--- Directions ---
Every line of the material below must be repeated exactly.

(Data entries)
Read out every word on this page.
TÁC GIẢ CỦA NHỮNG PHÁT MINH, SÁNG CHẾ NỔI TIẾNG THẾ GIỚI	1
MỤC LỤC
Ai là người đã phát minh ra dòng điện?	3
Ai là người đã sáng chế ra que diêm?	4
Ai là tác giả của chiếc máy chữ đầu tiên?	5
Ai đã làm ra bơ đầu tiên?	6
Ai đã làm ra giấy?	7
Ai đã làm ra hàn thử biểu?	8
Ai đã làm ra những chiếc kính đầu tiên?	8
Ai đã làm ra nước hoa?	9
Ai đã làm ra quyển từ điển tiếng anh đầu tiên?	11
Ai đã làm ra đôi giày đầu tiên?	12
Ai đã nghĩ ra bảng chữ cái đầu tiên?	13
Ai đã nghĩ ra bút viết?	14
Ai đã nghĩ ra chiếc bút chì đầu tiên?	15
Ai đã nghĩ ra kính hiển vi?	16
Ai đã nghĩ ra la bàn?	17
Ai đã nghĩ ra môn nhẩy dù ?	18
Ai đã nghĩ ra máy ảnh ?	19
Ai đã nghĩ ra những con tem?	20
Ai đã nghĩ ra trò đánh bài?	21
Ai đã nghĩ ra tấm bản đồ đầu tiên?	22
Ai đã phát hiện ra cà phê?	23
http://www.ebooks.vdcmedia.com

--- Written answer ---
Read out every word on this page.
TÁC GIẢ CỦA NHỮNG PHÁT MINH, SÁNG CHẾ NỔI TIẾNG THẾ GIỚI	1
MỤC LỤC
Ai là người đã phát minh ra dòng điện?	3
Ai là người đã sáng chế ra que diêm?	4
Ai là tác giả của chiếc máy chữ đầu tiên?	5
Ai đã làm ra bơ đầu tiên?	6
Ai đã làm ra giấy?	7
Ai đã làm ra hàn thử biểu?	8
Ai đã làm ra những chiếc kính đầu tiên?	8
Ai đã làm ra nước hoa?	9
Ai đã làm ra quyển từ điển tiếng anh đầu tiên?	11
Ai đã làm ra đôi giày đầu tiên?	12
Ai đã nghĩ ra bảng chữ cái đầu tiên?	13
Ai đã nghĩ ra bút viết?	14
Ai đã nghĩ ra chiếc bút chì đầu tiên?	15
Ai đã nghĩ ra kính hiển vi?	16
Ai đã nghĩ ra la bàn?	17
Ai đã nghĩ ra môn nhẩy dù ?	18
Ai đã nghĩ ra máy ảnh ?	19
Ai đã nghĩ ra những con tem?	20
Ai đã nghĩ ra trò đánh bài?	21
Ai đã nghĩ ra tấm bản đồ đầu tiên?	22
Ai đã phát hiện ra cà phê?	23
http://www.ebooks.vdcmedia.com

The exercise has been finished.